[Figure data in JSON]
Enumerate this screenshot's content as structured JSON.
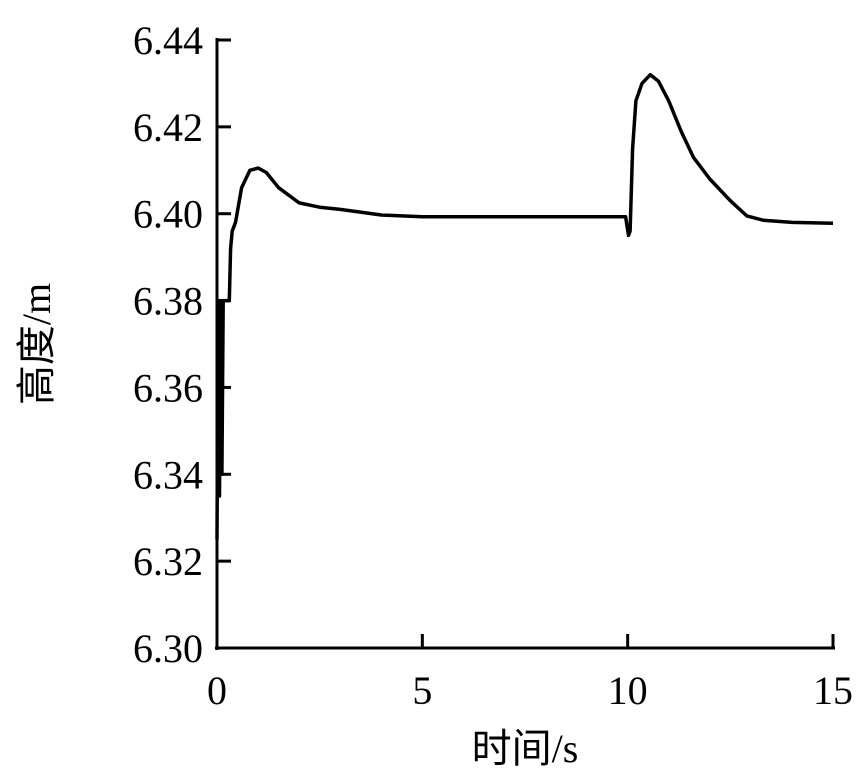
{
  "chart_data": {
    "type": "line",
    "title": "",
    "xlabel": "时间/s",
    "ylabel": "高度/m",
    "xlim": [
      0,
      15
    ],
    "ylim": [
      6.3,
      6.44
    ],
    "xticks": [
      "0",
      "5",
      "10",
      "15"
    ],
    "yticks": [
      "6.30",
      "6.32",
      "6.34",
      "6.36",
      "6.38",
      "6.40",
      "6.42",
      "6.44"
    ],
    "grid": false,
    "line_color": "#000000",
    "series": [
      {
        "x": [
          0.0,
          0.03,
          0.06,
          0.09,
          0.12,
          0.15,
          0.2,
          0.25,
          0.3,
          0.33,
          0.37,
          0.45,
          0.6,
          0.8,
          1.0,
          1.2,
          1.5,
          2.0,
          2.5,
          3.0,
          4.0,
          5.0,
          7.0,
          9.0,
          9.95,
          10.02,
          10.06,
          10.12,
          10.2,
          10.35,
          10.55,
          10.75,
          11.0,
          11.3,
          11.6,
          12.0,
          12.5,
          12.9,
          13.3,
          14.0,
          15.0
        ],
        "y": [
          6.325,
          6.38,
          6.335,
          6.38,
          6.34,
          6.38,
          6.38,
          6.38,
          6.38,
          6.392,
          6.396,
          6.398,
          6.406,
          6.41,
          6.4105,
          6.4095,
          6.406,
          6.4025,
          6.4015,
          6.401,
          6.3997,
          6.3993,
          6.3993,
          6.3993,
          6.3993,
          6.395,
          6.396,
          6.415,
          6.426,
          6.43,
          6.432,
          6.4305,
          6.426,
          6.419,
          6.413,
          6.408,
          6.403,
          6.3995,
          6.3985,
          6.398,
          6.3978
        ]
      }
    ]
  }
}
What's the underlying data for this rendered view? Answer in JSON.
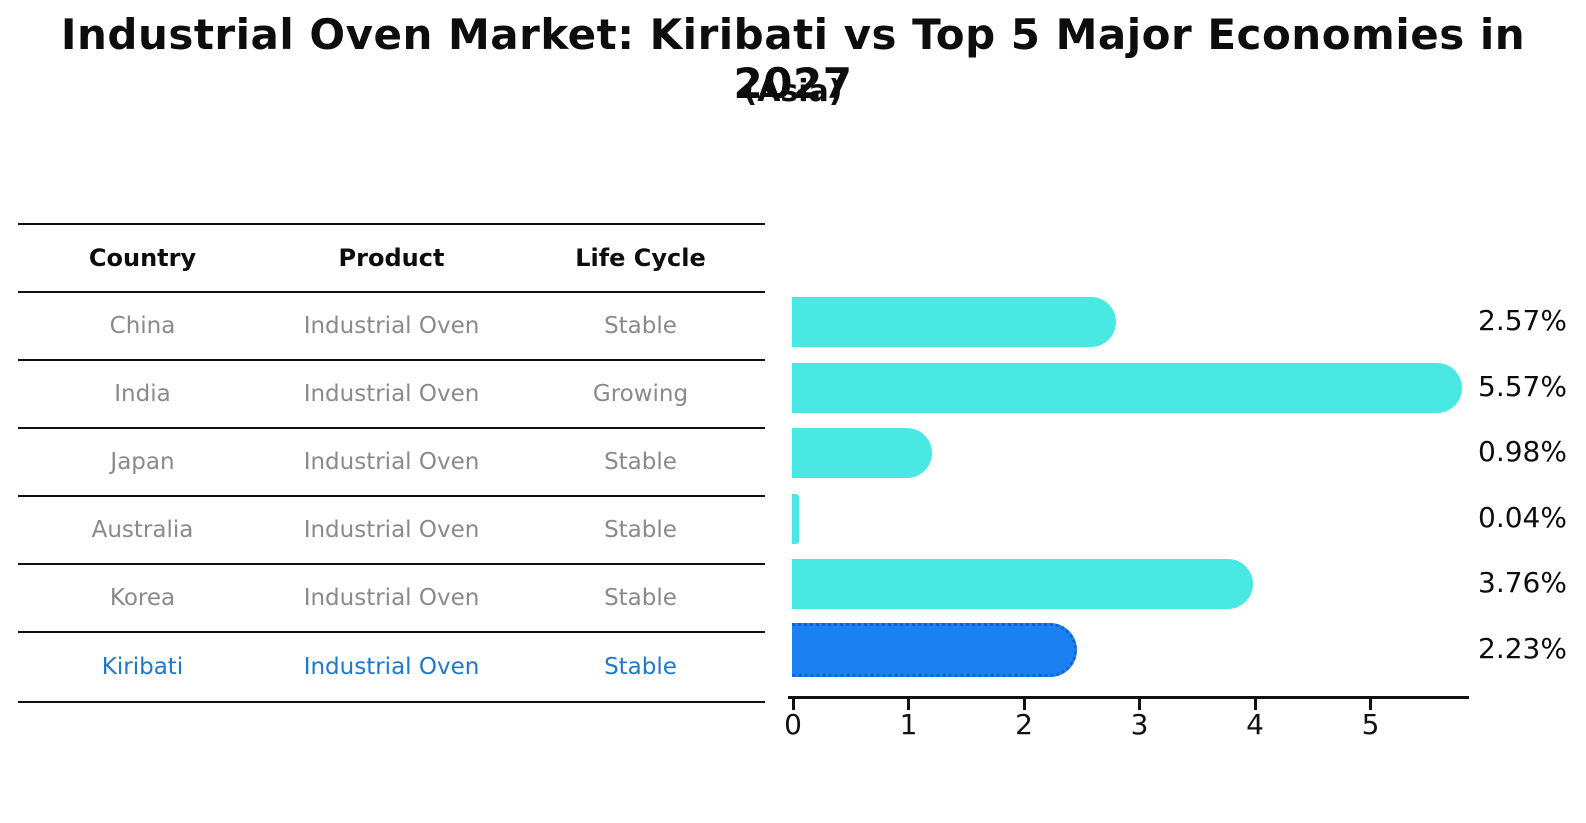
{
  "title": "Industrial Oven Market: Kiribati vs Top 5 Major Economies in 2027",
  "subtitle": "(Asia)",
  "table": {
    "headers": [
      "Country",
      "Product",
      "Life Cycle"
    ],
    "rows": [
      {
        "country": "China",
        "product": "Industrial Oven",
        "life_cycle": "Stable",
        "highlighted": false
      },
      {
        "country": "India",
        "product": "Industrial Oven",
        "life_cycle": "Growing",
        "highlighted": false
      },
      {
        "country": "Japan",
        "product": "Industrial Oven",
        "life_cycle": "Stable",
        "highlighted": false
      },
      {
        "country": "Australia",
        "product": "Industrial Oven",
        "life_cycle": "Stable",
        "highlighted": false
      },
      {
        "country": "Korea",
        "product": "Industrial Oven",
        "life_cycle": "Stable",
        "highlighted": false
      },
      {
        "country": "Kiribati",
        "product": "Industrial Oven",
        "life_cycle": "Stable",
        "highlighted": true
      }
    ]
  },
  "chart_data": {
    "type": "bar",
    "orientation": "horizontal",
    "title": "Industrial Oven Market: Kiribati vs Top 5 Major Economies in 2027 (Asia)",
    "categories": [
      "China",
      "India",
      "Japan",
      "Australia",
      "Korea",
      "Kiribati"
    ],
    "values": [
      2.57,
      5.57,
      0.98,
      0.04,
      3.76,
      2.23
    ],
    "value_labels": [
      "2.57%",
      "5.57%",
      "0.98%",
      "0.04%",
      "3.76%",
      "2.23%"
    ],
    "x_ticks": [
      "0",
      "1",
      "2",
      "3",
      "4",
      "5"
    ],
    "xlim": [
      0,
      5.85
    ],
    "grid": false,
    "legend": "none",
    "highlight_index": 5,
    "bar_color": "#4ae8e2",
    "highlight_color": "#1b80f0",
    "highlight_border_color": "#0e63d8",
    "label_color": "#0d0d0d",
    "muted_text_color": "#8a8a8a",
    "highlight_text_color": "#1e78ce"
  }
}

Aim of the exercise:
Copy the listing word for word, excluding its pictures.

Response:
Enumerate this screenshot's content as structured JSON.
{
  "chart_data": {
    "type": "line",
    "title": "",
    "xlabel": "时间/s",
    "ylabel": "高度/m",
    "xlim": [
      0,
      15
    ],
    "ylim": [
      6.3,
      6.44
    ],
    "xticks": [
      "0",
      "5",
      "10",
      "15"
    ],
    "yticks": [
      "6.30",
      "6.32",
      "6.34",
      "6.36",
      "6.38",
      "6.40",
      "6.42",
      "6.44"
    ],
    "grid": false,
    "line_color": "#000000",
    "series": [
      {
        "x": [
          0.0,
          0.03,
          0.06,
          0.09,
          0.12,
          0.15,
          0.2,
          0.25,
          0.3,
          0.33,
          0.37,
          0.45,
          0.6,
          0.8,
          1.0,
          1.2,
          1.5,
          2.0,
          2.5,
          3.0,
          4.0,
          5.0,
          7.0,
          9.0,
          9.95,
          10.02,
          10.06,
          10.12,
          10.2,
          10.35,
          10.55,
          10.75,
          11.0,
          11.3,
          11.6,
          12.0,
          12.5,
          12.9,
          13.3,
          14.0,
          15.0
        ],
        "y": [
          6.325,
          6.38,
          6.335,
          6.38,
          6.34,
          6.38,
          6.38,
          6.38,
          6.38,
          6.392,
          6.396,
          6.398,
          6.406,
          6.41,
          6.4105,
          6.4095,
          6.406,
          6.4025,
          6.4015,
          6.401,
          6.3997,
          6.3993,
          6.3993,
          6.3993,
          6.3993,
          6.395,
          6.396,
          6.415,
          6.426,
          6.43,
          6.432,
          6.4305,
          6.426,
          6.419,
          6.413,
          6.408,
          6.403,
          6.3995,
          6.3985,
          6.398,
          6.3978
        ]
      }
    ]
  }
}
What's the underlying data for this rendered view? Answer in JSON.
{
  "title": "Industrial Oven Market: Kiribati vs Top 5 Major Economies in 2027",
  "subtitle": "(Asia)",
  "table": {
    "headers": [
      "Country",
      "Product",
      "Life Cycle"
    ],
    "rows": [
      {
        "country": "China",
        "product": "Industrial Oven",
        "life_cycle": "Stable",
        "highlighted": false
      },
      {
        "country": "India",
        "product": "Industrial Oven",
        "life_cycle": "Growing",
        "highlighted": false
      },
      {
        "country": "Japan",
        "product": "Industrial Oven",
        "life_cycle": "Stable",
        "highlighted": false
      },
      {
        "country": "Australia",
        "product": "Industrial Oven",
        "life_cycle": "Stable",
        "highlighted": false
      },
      {
        "country": "Korea",
        "product": "Industrial Oven",
        "life_cycle": "Stable",
        "highlighted": false
      },
      {
        "country": "Kiribati",
        "product": "Industrial Oven",
        "life_cycle": "Stable",
        "highlighted": true
      }
    ]
  },
  "chart_data": {
    "type": "bar",
    "orientation": "horizontal",
    "title": "Industrial Oven Market: Kiribati vs Top 5 Major Economies in 2027 (Asia)",
    "categories": [
      "China",
      "India",
      "Japan",
      "Australia",
      "Korea",
      "Kiribati"
    ],
    "values": [
      2.57,
      5.57,
      0.98,
      0.04,
      3.76,
      2.23
    ],
    "value_labels": [
      "2.57%",
      "5.57%",
      "0.98%",
      "0.04%",
      "3.76%",
      "2.23%"
    ],
    "x_ticks": [
      "0",
      "1",
      "2",
      "3",
      "4",
      "5"
    ],
    "xlim": [
      0,
      5.85
    ],
    "grid": false,
    "legend": "none",
    "highlight_index": 5,
    "bar_color": "#4ae8e2",
    "highlight_color": "#1b80f0",
    "highlight_border_color": "#0e63d8",
    "label_color": "#0d0d0d",
    "muted_text_color": "#8a8a8a",
    "highlight_text_color": "#1e78ce"
  }
}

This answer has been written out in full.